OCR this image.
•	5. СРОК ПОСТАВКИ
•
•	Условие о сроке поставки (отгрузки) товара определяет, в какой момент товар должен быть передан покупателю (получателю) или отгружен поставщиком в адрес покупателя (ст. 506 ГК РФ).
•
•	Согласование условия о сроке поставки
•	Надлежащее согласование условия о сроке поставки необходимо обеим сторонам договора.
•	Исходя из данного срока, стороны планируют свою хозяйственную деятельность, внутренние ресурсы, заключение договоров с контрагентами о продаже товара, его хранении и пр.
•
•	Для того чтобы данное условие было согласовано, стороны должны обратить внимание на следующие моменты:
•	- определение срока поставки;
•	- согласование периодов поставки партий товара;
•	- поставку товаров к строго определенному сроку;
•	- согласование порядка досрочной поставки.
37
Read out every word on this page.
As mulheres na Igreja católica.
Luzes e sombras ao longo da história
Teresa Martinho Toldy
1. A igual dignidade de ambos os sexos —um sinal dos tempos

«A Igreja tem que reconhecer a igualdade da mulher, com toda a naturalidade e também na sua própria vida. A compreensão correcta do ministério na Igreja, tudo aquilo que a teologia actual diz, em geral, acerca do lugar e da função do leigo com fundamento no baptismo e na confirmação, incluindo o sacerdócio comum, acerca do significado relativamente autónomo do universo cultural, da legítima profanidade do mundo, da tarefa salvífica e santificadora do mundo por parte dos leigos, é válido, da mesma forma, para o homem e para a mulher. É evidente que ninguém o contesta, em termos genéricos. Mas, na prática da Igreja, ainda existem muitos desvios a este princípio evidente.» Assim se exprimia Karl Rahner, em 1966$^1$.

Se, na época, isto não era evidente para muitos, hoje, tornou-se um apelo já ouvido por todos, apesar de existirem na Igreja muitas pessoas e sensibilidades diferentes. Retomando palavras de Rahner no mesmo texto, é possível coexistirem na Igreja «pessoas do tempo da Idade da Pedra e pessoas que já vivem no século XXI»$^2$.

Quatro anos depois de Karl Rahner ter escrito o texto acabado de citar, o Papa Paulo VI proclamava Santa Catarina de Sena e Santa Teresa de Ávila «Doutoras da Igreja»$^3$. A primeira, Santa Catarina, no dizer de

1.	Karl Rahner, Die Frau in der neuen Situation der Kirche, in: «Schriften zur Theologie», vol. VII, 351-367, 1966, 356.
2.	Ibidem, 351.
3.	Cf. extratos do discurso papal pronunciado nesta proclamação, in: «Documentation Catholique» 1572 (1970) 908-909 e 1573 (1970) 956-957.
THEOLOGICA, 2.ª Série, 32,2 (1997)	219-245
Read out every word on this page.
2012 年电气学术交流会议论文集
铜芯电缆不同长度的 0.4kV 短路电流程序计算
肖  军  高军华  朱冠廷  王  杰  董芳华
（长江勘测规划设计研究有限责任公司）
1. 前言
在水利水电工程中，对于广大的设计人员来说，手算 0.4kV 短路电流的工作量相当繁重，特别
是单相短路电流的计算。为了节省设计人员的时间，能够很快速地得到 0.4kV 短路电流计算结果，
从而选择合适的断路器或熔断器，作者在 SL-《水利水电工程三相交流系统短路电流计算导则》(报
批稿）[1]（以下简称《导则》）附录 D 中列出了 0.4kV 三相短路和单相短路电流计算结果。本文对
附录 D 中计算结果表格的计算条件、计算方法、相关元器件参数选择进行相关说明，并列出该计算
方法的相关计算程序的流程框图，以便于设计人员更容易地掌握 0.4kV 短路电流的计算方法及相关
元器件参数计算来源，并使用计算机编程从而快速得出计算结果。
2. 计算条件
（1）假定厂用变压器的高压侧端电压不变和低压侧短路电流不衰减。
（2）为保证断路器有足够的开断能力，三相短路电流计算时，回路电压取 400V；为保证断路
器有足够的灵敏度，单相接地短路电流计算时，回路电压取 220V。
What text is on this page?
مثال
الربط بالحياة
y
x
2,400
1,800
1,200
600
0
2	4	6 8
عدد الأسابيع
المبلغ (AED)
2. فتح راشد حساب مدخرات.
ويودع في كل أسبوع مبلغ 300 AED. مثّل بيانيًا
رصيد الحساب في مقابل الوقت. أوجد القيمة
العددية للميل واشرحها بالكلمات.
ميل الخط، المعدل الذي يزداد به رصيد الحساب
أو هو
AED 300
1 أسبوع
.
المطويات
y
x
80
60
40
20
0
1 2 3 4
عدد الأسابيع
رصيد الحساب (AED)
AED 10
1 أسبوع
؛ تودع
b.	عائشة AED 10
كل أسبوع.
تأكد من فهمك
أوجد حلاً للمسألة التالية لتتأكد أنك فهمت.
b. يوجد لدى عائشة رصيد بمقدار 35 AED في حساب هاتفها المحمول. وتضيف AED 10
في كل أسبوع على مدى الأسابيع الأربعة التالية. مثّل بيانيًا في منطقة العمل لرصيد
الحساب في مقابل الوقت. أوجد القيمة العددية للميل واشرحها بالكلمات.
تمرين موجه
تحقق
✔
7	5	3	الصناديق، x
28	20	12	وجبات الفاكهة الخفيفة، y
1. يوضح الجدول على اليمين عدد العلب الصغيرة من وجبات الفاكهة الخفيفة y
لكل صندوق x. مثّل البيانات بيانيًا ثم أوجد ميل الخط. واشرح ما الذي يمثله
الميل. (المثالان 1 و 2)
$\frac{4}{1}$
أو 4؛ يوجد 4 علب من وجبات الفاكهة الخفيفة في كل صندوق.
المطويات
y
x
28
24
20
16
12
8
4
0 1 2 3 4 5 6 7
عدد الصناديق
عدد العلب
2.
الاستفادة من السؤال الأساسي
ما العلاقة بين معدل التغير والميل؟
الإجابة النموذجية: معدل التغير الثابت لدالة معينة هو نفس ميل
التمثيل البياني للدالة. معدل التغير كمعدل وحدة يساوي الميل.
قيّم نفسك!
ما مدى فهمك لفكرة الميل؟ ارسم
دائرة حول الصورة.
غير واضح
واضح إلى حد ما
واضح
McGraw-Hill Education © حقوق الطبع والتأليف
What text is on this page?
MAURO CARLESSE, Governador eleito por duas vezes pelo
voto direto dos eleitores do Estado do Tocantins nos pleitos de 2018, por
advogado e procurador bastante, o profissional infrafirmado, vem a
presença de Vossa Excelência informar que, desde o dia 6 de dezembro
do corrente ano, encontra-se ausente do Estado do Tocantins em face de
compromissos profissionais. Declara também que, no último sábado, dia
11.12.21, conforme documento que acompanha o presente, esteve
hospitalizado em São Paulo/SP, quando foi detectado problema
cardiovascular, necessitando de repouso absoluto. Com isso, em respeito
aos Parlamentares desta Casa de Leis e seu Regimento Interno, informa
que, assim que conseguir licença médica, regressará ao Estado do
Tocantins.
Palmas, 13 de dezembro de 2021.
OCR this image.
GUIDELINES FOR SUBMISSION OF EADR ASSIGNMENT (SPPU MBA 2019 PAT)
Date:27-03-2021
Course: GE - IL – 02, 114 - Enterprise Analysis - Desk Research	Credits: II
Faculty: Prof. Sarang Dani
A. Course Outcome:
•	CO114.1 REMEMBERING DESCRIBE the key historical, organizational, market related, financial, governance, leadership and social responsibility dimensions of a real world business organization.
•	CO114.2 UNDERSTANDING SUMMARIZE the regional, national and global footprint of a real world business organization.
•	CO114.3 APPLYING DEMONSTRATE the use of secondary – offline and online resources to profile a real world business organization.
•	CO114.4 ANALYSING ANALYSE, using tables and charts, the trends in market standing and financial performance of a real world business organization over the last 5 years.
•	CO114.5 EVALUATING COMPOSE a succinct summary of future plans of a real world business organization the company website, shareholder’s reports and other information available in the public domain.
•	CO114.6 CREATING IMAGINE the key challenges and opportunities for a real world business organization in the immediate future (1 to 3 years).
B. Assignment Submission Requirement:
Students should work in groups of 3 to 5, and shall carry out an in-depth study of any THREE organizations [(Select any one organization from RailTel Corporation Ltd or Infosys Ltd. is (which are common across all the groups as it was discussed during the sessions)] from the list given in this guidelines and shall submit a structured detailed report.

================================

EXERCISE OBJECTIVE
From the listing above, return each line with the word "مقابل".

IN RESPONSE
رصيد الحساب في مقابل الوقت. أوجد القيمة
الحساب في مقابل الوقت. أوجد القيمة العددية للميل واشرحها بالكلمات.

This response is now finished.